◆ TASK TO COMPLETE
List each line of the data in which the string "ΚΡΕΑΤΙΝΙΝΗ" appears.

◆ ROWS
_ _ _ _

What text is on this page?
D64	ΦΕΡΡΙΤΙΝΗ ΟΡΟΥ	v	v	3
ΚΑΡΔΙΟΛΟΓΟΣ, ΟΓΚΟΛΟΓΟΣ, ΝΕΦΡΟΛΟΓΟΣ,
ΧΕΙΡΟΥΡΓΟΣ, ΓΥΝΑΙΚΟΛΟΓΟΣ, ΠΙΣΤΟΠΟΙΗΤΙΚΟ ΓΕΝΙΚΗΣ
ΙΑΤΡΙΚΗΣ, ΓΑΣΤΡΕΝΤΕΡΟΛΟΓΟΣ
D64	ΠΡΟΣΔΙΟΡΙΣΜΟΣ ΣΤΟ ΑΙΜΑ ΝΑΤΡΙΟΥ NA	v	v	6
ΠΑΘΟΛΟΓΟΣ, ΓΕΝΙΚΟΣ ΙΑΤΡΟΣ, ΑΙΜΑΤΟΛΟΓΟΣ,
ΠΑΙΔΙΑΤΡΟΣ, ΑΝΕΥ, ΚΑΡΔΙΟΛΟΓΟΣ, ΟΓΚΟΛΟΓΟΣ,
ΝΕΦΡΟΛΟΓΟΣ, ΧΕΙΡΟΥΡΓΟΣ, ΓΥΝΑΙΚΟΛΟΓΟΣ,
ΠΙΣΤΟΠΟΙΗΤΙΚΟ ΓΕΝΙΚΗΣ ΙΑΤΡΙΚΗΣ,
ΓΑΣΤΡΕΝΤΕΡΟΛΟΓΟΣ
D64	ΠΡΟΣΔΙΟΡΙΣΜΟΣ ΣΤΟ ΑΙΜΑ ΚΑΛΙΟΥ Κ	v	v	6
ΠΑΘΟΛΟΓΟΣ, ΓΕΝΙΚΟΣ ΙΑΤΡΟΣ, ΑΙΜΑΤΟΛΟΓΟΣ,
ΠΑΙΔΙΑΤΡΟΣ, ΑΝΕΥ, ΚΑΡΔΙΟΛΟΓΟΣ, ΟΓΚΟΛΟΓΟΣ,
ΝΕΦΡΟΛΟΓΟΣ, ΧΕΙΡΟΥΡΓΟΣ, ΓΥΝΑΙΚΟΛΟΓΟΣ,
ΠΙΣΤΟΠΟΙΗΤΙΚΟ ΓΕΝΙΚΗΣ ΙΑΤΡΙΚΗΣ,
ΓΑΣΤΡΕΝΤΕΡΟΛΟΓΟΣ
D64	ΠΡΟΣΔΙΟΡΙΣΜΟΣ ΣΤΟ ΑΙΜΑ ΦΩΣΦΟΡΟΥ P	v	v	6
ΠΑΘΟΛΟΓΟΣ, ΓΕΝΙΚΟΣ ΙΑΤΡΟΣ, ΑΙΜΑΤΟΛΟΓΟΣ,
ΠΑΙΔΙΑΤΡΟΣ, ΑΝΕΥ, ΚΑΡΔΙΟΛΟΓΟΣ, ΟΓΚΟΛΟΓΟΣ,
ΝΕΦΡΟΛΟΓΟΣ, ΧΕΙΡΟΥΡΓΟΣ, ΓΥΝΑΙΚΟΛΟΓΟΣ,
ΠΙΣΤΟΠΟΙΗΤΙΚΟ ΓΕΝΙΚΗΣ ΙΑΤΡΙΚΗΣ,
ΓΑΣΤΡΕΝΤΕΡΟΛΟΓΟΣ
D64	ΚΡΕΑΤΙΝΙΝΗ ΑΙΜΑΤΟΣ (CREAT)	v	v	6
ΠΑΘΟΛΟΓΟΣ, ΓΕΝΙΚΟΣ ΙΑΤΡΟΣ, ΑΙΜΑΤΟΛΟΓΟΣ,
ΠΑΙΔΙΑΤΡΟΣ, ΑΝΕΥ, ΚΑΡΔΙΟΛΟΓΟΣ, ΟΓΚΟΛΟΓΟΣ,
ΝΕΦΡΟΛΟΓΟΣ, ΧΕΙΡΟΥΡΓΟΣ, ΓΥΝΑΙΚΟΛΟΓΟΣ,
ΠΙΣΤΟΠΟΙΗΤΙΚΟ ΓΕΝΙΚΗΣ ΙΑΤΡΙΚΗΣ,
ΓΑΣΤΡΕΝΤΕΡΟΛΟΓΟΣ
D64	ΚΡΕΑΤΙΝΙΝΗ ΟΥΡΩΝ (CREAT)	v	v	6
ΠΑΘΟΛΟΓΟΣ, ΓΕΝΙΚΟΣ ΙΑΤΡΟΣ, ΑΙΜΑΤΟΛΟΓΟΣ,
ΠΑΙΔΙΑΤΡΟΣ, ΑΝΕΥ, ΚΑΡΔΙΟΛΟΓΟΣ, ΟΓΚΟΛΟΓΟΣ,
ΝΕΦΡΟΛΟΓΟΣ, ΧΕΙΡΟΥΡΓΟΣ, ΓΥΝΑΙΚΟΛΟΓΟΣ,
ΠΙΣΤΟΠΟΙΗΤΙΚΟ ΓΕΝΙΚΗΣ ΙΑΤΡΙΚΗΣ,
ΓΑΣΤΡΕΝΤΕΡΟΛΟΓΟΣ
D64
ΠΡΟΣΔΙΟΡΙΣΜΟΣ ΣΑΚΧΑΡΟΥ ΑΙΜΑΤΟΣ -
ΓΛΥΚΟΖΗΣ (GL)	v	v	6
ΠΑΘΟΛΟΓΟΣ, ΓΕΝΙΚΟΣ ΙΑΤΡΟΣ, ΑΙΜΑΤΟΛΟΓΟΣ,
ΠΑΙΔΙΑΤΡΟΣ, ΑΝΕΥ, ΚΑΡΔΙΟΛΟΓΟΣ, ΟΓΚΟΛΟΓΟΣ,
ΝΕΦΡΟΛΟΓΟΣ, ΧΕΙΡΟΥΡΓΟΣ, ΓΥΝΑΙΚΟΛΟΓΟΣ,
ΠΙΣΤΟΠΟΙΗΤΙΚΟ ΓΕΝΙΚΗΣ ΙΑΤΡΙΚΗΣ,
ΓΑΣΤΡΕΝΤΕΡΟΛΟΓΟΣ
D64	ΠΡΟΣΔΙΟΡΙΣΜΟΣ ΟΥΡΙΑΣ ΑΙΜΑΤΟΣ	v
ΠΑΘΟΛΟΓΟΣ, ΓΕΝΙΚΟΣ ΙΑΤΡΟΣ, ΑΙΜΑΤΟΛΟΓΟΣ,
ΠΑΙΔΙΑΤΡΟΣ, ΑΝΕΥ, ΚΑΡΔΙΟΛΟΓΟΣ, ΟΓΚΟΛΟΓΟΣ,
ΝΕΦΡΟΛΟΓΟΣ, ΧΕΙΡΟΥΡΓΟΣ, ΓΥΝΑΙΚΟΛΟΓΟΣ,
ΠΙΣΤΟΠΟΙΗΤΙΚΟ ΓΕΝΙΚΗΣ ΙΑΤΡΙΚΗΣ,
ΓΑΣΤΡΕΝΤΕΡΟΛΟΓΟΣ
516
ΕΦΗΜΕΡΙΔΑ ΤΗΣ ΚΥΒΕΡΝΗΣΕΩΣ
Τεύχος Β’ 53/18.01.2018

_ _ _ _

◆ FINISHED TASK
D64	ΚΡΕΑΤΙΝΙΝΗ ΑΙΜΑΤΟΣ (CREAT)	v	v	6
D64	ΚΡΕΑΤΙΝΙΝΗ ΟΥΡΩΝ (CREAT)	v	v	6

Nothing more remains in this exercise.